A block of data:
==*==
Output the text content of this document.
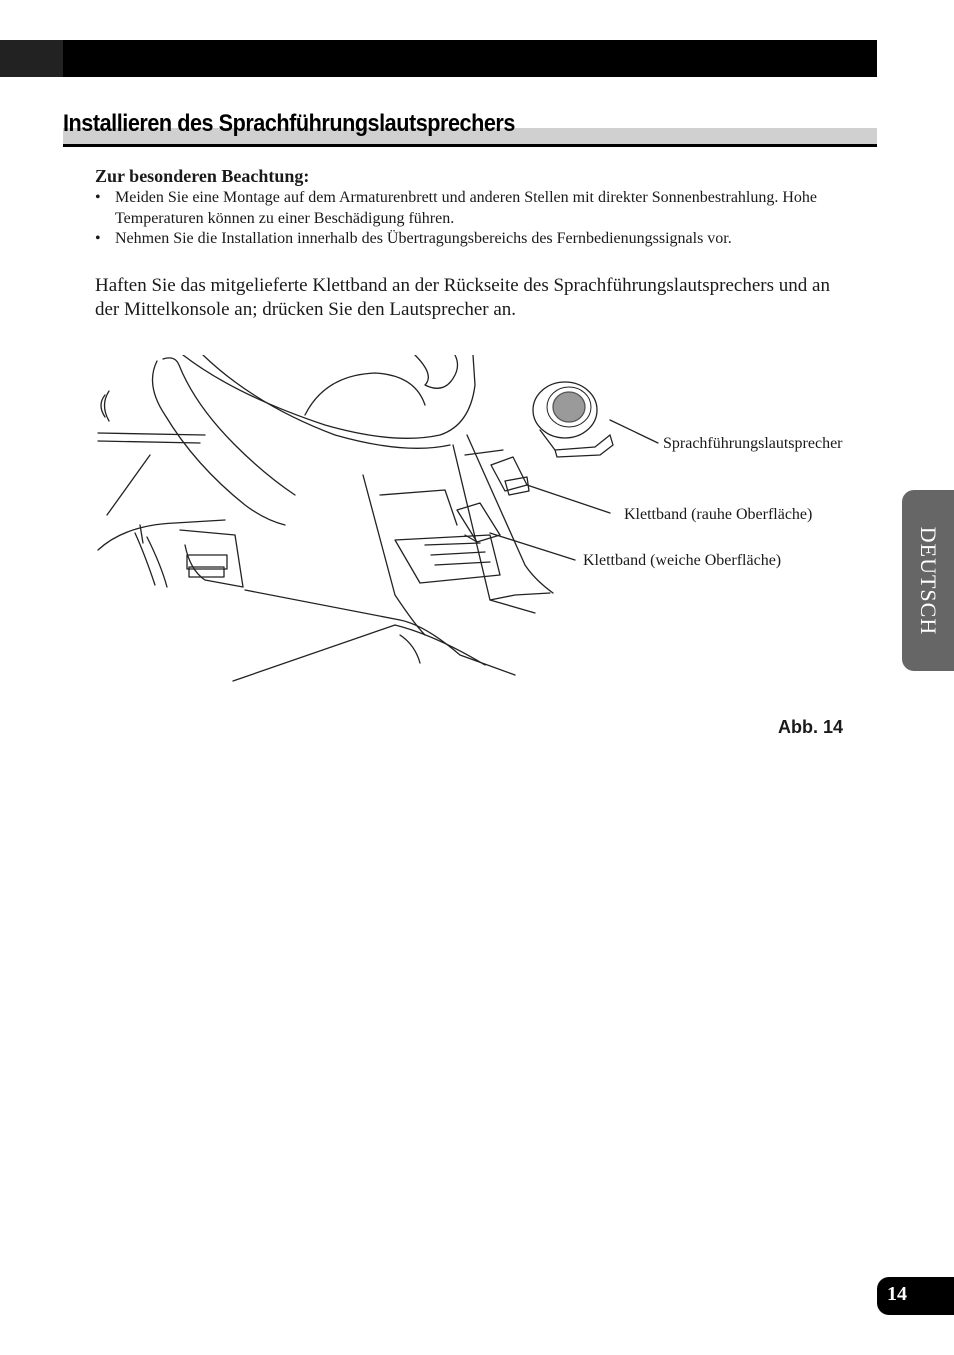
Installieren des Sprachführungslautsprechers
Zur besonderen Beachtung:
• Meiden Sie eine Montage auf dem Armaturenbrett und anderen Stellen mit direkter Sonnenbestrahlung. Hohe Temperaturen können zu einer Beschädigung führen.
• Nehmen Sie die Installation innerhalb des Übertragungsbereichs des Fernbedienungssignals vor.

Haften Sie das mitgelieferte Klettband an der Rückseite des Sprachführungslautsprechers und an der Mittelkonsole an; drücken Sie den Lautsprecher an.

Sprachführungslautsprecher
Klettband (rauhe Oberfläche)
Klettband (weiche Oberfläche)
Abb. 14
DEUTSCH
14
==*==
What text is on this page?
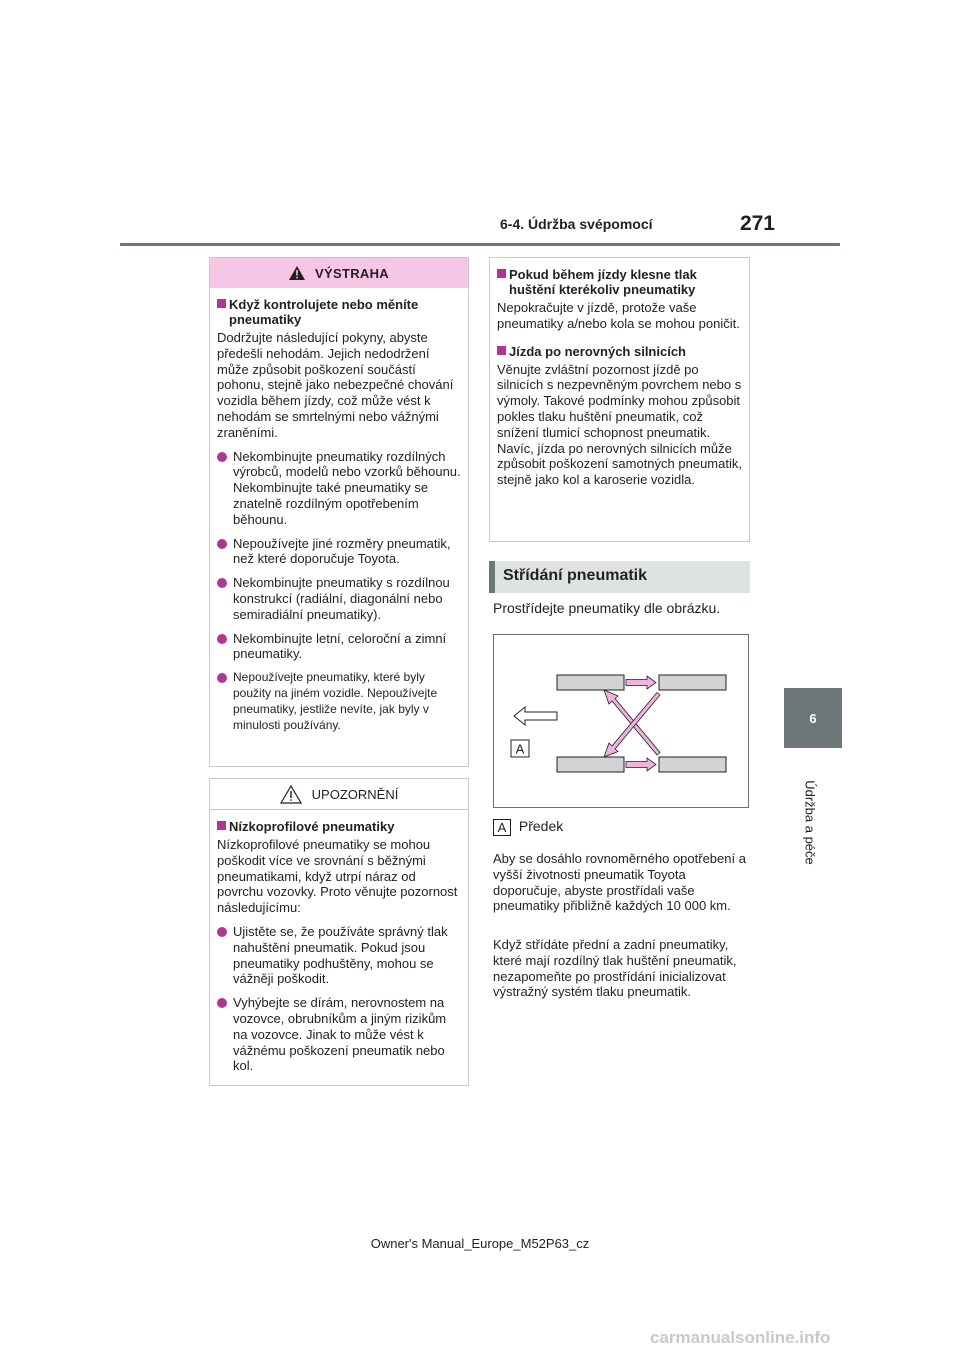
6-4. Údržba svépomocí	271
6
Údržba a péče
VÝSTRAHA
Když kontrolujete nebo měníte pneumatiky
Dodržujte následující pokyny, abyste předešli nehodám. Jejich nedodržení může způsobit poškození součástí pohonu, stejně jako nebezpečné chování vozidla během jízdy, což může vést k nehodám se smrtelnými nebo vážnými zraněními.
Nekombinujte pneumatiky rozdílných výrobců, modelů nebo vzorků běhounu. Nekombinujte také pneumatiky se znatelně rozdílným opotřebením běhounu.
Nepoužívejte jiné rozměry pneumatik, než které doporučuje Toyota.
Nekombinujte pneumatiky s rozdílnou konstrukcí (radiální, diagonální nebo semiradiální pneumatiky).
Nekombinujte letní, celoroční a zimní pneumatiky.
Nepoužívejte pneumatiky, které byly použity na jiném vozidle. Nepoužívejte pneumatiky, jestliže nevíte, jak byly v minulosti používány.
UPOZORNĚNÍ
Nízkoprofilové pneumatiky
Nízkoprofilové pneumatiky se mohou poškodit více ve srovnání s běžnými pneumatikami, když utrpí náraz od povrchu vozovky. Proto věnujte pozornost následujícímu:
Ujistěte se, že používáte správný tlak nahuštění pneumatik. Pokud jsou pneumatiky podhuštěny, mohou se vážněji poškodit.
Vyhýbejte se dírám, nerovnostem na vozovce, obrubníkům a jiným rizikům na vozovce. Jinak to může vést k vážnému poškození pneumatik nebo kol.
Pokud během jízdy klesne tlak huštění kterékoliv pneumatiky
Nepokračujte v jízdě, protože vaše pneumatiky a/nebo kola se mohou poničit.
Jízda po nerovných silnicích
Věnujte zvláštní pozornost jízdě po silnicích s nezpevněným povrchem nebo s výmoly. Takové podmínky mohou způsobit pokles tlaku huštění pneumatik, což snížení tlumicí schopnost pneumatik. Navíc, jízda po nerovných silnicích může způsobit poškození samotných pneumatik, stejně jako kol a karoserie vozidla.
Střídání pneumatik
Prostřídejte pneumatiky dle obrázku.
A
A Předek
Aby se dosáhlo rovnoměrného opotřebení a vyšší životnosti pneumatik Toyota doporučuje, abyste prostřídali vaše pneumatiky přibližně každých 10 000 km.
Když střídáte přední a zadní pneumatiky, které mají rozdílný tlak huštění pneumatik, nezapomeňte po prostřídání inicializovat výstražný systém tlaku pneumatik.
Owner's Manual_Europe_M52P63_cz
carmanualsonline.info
==*==
Above are the records; copy every line in them that holds the word "vést".

* TASK ANSWER:
Dodržujte následující pokyny, abyste předešli nehodám. Jejich nedodržení může způsobit poškození součástí pohonu, stejně jako nebezpečné chování vozidla během jízdy, což může vést k nehodám se smrtelnými nebo vážnými zraněními.
Vyhýbejte se dírám, nerovnostem na vozovce, obrubníkům a jiným rizikům na vozovce. Jinak to může vést k vážnému poškození pneumatik nebo kol.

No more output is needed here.